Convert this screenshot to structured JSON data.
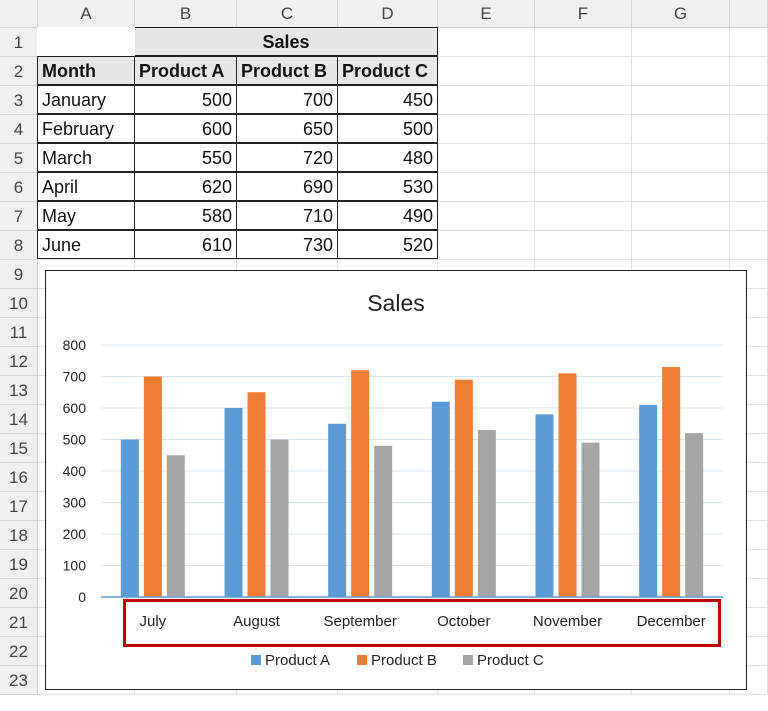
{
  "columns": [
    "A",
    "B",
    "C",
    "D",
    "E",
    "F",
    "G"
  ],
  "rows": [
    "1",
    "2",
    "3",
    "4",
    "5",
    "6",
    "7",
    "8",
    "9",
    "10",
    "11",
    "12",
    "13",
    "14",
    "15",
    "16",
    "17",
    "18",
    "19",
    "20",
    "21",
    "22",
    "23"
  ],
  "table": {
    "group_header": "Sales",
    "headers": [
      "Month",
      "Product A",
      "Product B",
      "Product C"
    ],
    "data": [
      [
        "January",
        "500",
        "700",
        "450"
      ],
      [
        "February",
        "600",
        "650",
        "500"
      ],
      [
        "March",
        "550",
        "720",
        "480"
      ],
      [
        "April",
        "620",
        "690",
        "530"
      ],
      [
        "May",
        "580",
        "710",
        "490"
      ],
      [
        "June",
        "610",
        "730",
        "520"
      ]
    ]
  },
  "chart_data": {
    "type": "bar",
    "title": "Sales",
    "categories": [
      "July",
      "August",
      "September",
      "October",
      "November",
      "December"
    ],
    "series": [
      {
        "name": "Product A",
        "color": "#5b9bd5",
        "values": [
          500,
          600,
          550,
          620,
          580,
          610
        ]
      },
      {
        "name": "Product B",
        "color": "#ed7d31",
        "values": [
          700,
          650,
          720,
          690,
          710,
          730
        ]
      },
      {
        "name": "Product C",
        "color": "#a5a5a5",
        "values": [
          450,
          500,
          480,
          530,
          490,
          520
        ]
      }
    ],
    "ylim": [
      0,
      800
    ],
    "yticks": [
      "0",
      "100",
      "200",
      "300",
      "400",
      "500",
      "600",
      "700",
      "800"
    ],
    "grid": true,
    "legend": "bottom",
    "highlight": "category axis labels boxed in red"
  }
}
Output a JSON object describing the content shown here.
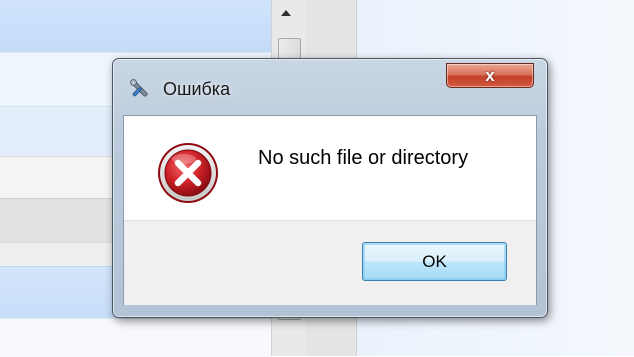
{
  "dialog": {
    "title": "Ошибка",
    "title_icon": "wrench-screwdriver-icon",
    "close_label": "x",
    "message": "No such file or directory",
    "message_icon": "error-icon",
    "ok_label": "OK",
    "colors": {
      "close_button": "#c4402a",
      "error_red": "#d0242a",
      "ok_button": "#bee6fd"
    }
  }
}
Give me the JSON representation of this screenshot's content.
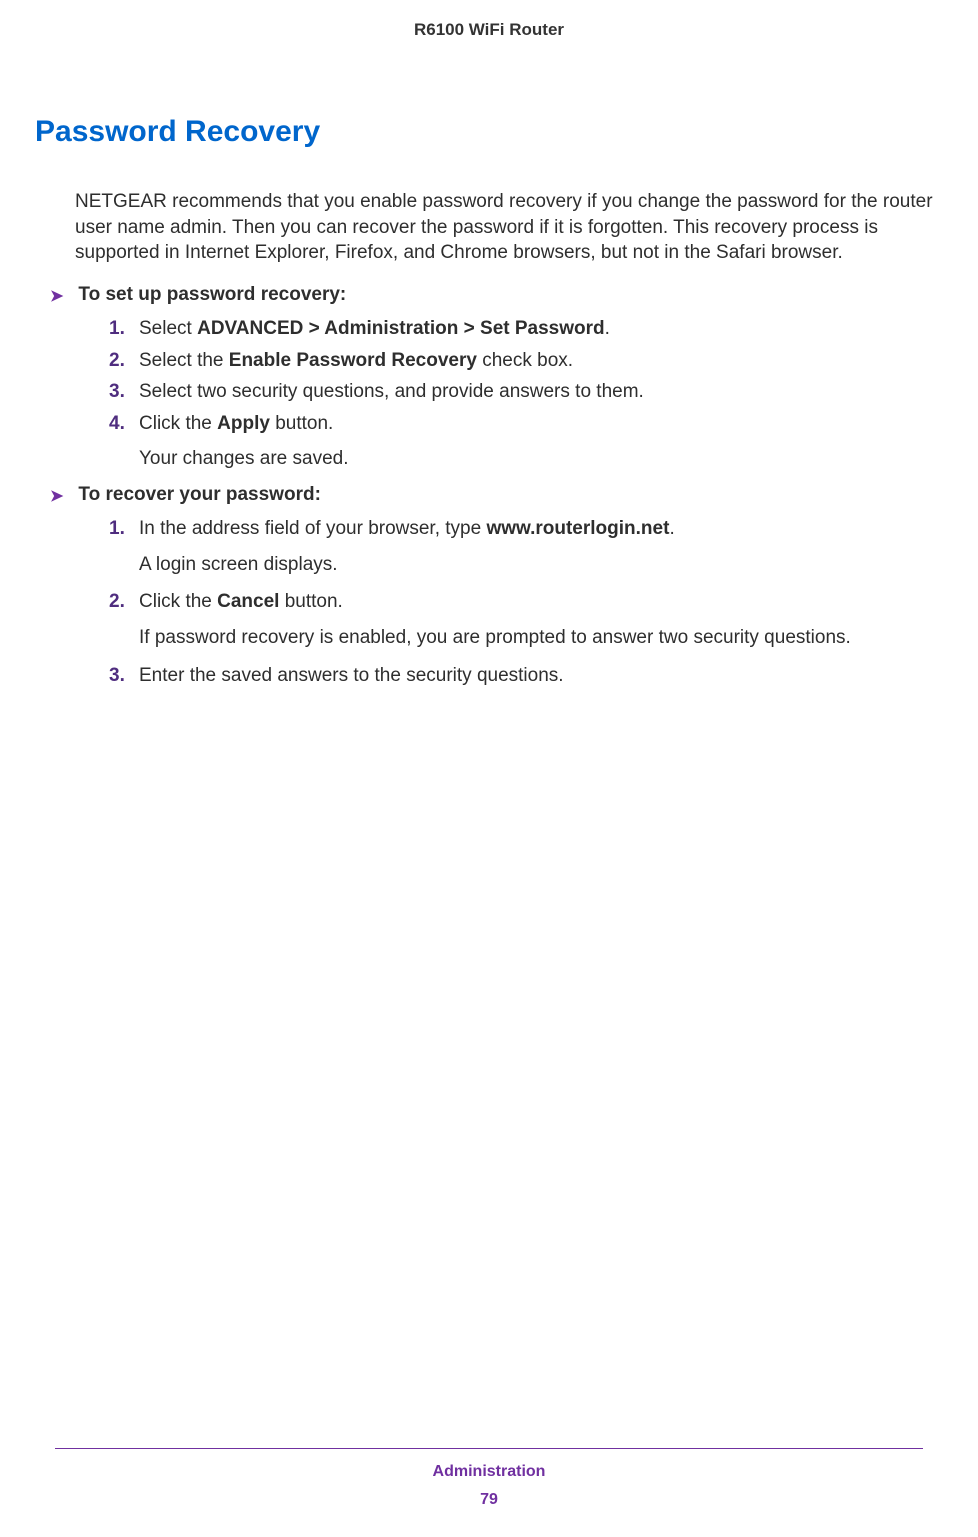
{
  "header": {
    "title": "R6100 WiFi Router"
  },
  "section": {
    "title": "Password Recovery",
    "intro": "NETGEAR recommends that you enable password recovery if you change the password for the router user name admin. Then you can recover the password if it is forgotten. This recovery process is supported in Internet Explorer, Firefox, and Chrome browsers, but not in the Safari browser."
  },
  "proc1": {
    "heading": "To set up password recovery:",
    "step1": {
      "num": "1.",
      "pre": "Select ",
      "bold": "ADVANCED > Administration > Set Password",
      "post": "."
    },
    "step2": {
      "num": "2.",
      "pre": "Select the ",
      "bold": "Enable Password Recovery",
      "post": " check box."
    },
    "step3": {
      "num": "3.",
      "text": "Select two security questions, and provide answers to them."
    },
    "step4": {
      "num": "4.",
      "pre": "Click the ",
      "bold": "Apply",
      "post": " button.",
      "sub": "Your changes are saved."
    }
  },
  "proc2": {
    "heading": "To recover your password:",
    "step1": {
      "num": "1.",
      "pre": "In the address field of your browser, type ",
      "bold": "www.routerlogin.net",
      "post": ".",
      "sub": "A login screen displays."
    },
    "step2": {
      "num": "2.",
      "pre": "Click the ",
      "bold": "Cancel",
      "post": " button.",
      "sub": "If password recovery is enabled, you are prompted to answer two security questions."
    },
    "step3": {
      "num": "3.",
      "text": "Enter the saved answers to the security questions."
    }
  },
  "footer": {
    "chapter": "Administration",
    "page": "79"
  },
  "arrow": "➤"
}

- - - - - - -

### Exercise description
Go through the listing above line by line and say how many lines hold the word "name". Reply with that number only.

### Full output
4